# [Prompt]
Copy each line of the data below exactly, leaving out pictures.

Recorded data
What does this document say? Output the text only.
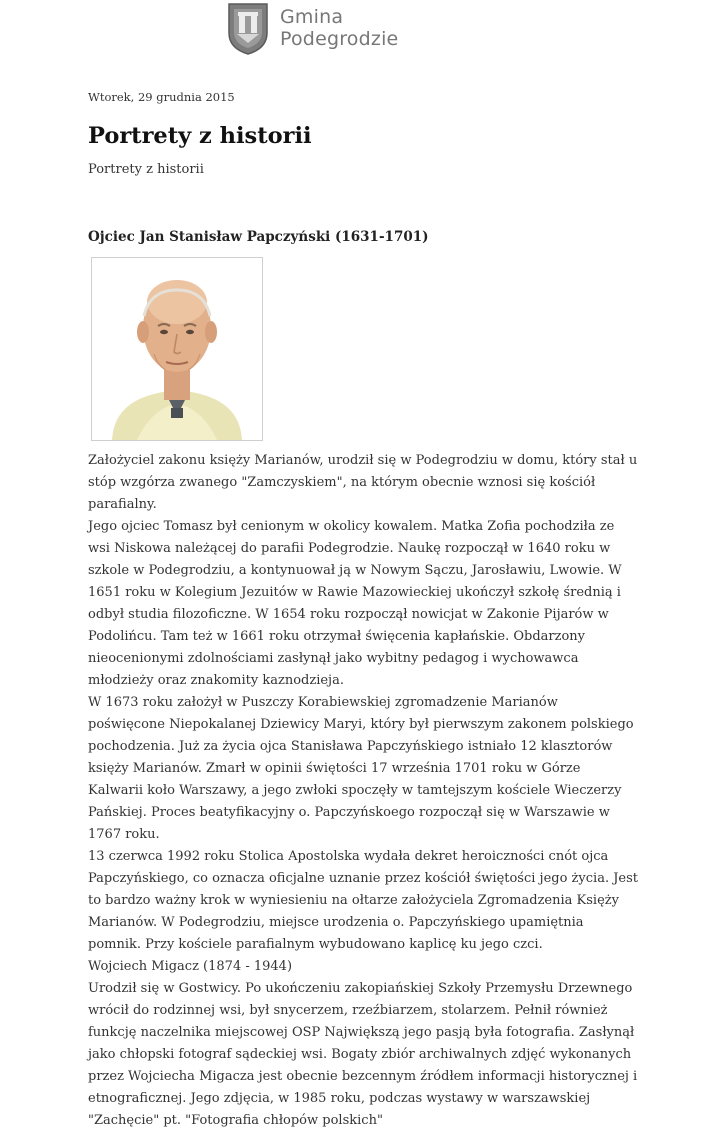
Gmina
Podegrodzie

Wtorek, 29 grudnia 2015

Portrety z historii

Portrety z historii

Ojciec Jan Stanisław Papczyński (1631-1701)

Założyciel zakonu księży Marianów, urodził się w Podegrodziu w domu, który stał u stóp wzgórza zwanego "Zamczyskiem", na którym obecnie wznosi się kościół parafialny.

Jego ojciec Tomasz był cenionym w okolicy kowalem. Matka Zofia pochodziła ze wsi Niskowa należącej do parafii Podegrodzie. Naukę rozpoczął w 1640 roku w szkole w Podegrodziu, a kontynuował ją w Nowym Sączu, Jarosławiu, Lwowie. W 1651 roku w Kolegium Jezuitów w Rawie Mazowieckiej ukończył szkołę średnią i odbył studia filozoficzne. W 1654 roku rozpoczął nowicjat w Zakonie Pijarów w Podolińcu. Tam też w 1661 roku otrzymał święcenia kapłańskie. Obdarzony nieocenionymi zdolnościami zasłynął jako wybitny pedagog i wychowawca młodzieży oraz znakomity kaznodzieja.

W 1673 roku założył w Puszczy Korabiewskiej zgromadzenie Marianów poświęcone Niepokalanej Dziewicy Maryi, który był pierwszym zakonem polskiego pochodzenia. Już za życia ojca Stanisława Papczyńskiego istniało 12 klasztorów księży Marianów. Zmarł w opinii świętości 17 września 1701 roku w Górze Kalwarii koło Warszawy, a jego zwłoki spoczęły w tamtejszym kościele Wieczerzy Pańskiej. Proces beatyfikacyjny o. Papczyńskoego rozpoczął się w Warszawie w 1767 roku.

13 czerwca 1992 roku Stolica Apostolska wydała dekret heroiczności cnót ojca Papczyńskiego, co oznacza oficjalne uznanie przez kościół świętości jego życia. Jest to bardzo ważny krok w wyniesieniu na ołtarze założyciela Zgromadzenia Księży Marianów. W Podegrodziu, miejsce urodzenia o. Papczyńskiego upamiętnia pomnik. Przy kościele parafialnym wybudowano kaplicę ku jego czci.

Wojciech Migacz (1874 - 1944)

Urodził się w Gostwicy. Po ukończeniu zakopiańskiej Szkoły Przemysłu Drzewnego wrócił do rodzinnej wsi, był snycerzem, rzeźbiarzem, stolarzem. Pełnił również funkcję naczelnika miejscowej OSP Największą jego pasją była fotografia. Zasłynął jako chłopski fotograf sądeckiej wsi. Bogaty zbiór archiwalnych zdjęć wykonanych przez Wojciecha Migacza jest obecnie bezcennym źródłem informacji historycznej i etnograficznej. Jego zdjęcia, w 1985 roku, podczas wystawy w warszawskiej "Zachęcie" pt. "Fotografia chłopów polskich"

# [Reply]
What does this document say? Output the text only.
Gmina
Podegrodzie

Wtorek, 29 grudnia 2015

Portrety z historii

Portrety z historii

Ojciec Jan Stanisław Papczyński (1631-1701)

Założyciel zakonu księży Marianów, urodził się w Podegrodziu w domu, który stał u stóp wzgórza zwanego "Zamczyskiem", na którym obecnie wznosi się kościół parafialny.

Jego ojciec Tomasz był cenionym w okolicy kowalem. Matka Zofia pochodziła ze wsi Niskowa należącej do parafii Podegrodzie. Naukę rozpoczął w 1640 roku w szkole w Podegrodziu, a kontynuował ją w Nowym Sączu, Jarosławiu, Lwowie. W 1651 roku w Kolegium Jezuitów w Rawie Mazowieckiej ukończył szkołę średnią i odbył studia filozoficzne. W 1654 roku rozpoczął nowicjat w Zakonie Pijarów w Podolińcu. Tam też w 1661 roku otrzymał święcenia kapłańskie. Obdarzony nieocenionymi zdolnościami zasłynął jako wybitny pedagog i wychowawca młodzieży oraz znakomity kaznodzieja.

W 1673 roku założył w Puszczy Korabiewskiej zgromadzenie Marianów poświęcone Niepokalanej Dziewicy Maryi, który był pierwszym zakonem polskiego pochodzenia. Już za życia ojca Stanisława Papczyńskiego istniało 12 klasztorów księży Marianów. Zmarł w opinii świętości 17 września 1701 roku w Górze Kalwarii koło Warszawy, a jego zwłoki spoczęły w tamtejszym kościele Wieczerzy Pańskiej. Proces beatyfikacyjny o. Papczyńskoego rozpoczął się w Warszawie w 1767 roku.

13 czerwca 1992 roku Stolica Apostolska wydała dekret heroiczności cnót ojca Papczyńskiego, co oznacza oficjalne uznanie przez kościół świętości jego życia. Jest to bardzo ważny krok w wyniesieniu na ołtarze założyciela Zgromadzenia Księży Marianów. W Podegrodziu, miejsce urodzenia o. Papczyńskiego upamiętnia pomnik. Przy kościele parafialnym wybudowano kaplicę ku jego czci.

Wojciech Migacz (1874 - 1944)

Urodził się w Gostwicy. Po ukończeniu zakopiańskiej Szkoły Przemysłu Drzewnego wrócił do rodzinnej wsi, był snycerzem, rzeźbiarzem, stolarzem. Pełnił również funkcję naczelnika miejscowej OSP Największą jego pasją była fotografia. Zasłynął jako chłopski fotograf sądeckiej wsi. Bogaty zbiór archiwalnych zdjęć wykonanych przez Wojciecha Migacza jest obecnie bezcennym źródłem informacji historycznej i etnograficznej. Jego zdjęcia, w 1985 roku, podczas wystawy w warszawskiej "Zachęcie" pt. "Fotografia chłopów polskich"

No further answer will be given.